TASK STATEMENT →
Output every entry exactly as written.

>>>

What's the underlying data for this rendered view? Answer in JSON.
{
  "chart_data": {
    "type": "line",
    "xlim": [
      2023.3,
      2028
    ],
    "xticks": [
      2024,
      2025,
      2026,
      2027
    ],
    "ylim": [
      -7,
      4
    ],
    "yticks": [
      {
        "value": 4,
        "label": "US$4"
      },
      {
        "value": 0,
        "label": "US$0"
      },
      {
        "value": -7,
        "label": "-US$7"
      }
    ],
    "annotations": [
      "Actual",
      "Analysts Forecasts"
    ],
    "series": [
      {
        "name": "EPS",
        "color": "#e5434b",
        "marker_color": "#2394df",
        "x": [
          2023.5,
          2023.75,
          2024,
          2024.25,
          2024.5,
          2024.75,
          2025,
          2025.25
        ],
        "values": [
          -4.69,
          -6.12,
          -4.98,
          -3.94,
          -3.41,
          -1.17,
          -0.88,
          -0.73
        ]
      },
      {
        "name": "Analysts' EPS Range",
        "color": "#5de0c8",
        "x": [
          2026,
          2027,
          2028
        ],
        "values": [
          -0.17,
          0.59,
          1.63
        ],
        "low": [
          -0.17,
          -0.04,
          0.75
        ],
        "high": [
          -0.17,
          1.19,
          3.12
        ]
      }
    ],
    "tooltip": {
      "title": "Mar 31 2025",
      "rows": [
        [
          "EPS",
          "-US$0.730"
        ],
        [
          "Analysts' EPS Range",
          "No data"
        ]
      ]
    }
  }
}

<<<

EXERCISE SOLUTION →
What's the underlying data for this rendered view? Answer in JSON.
{
  "chart_data": {
    "type": "line",
    "xlim": [
      2023.3,
      2028
    ],
    "xticks": [
      2024,
      2025,
      2026,
      2027
    ],
    "ylim": [
      -7,
      4
    ],
    "yticks": [
      {
        "value": 4,
        "label": "US$4"
      },
      {
        "value": 0,
        "label": "US$0"
      },
      {
        "value": -7,
        "label": "-US$7"
      }
    ],
    "annotations": [
      "Actual",
      "Analysts Forecasts"
    ],
    "series": [
      {
        "name": "EPS",
        "color": "#e5434b",
        "marker_color": "#2394df",
        "x": [
          2023.5,
          2023.75,
          2024,
          2024.25,
          2024.5,
          2024.75,
          2025,
          2025.25
        ],
        "values": [
          -4.69,
          -6.12,
          -4.98,
          -3.94,
          -3.41,
          -1.17,
          -0.88,
          -0.73
        ]
      },
      {
        "name": "Analysts' EPS Range",
        "color": "#5de0c8",
        "x": [
          2026,
          2027,
          2028
        ],
        "values": [
          -0.17,
          0.59,
          1.63
        ],
        "low": [
          -0.17,
          -0.04,
          0.75
        ],
        "high": [
          -0.17,
          1.19,
          3.12
        ]
      }
    ],
    "tooltip": {
      "title": "Mar 31 2025",
      "rows": [
        [
          "EPS",
          "-US$0.730"
        ],
        [
          "Analysts' EPS Range",
          "No data"
        ]
      ]
    }
  }
}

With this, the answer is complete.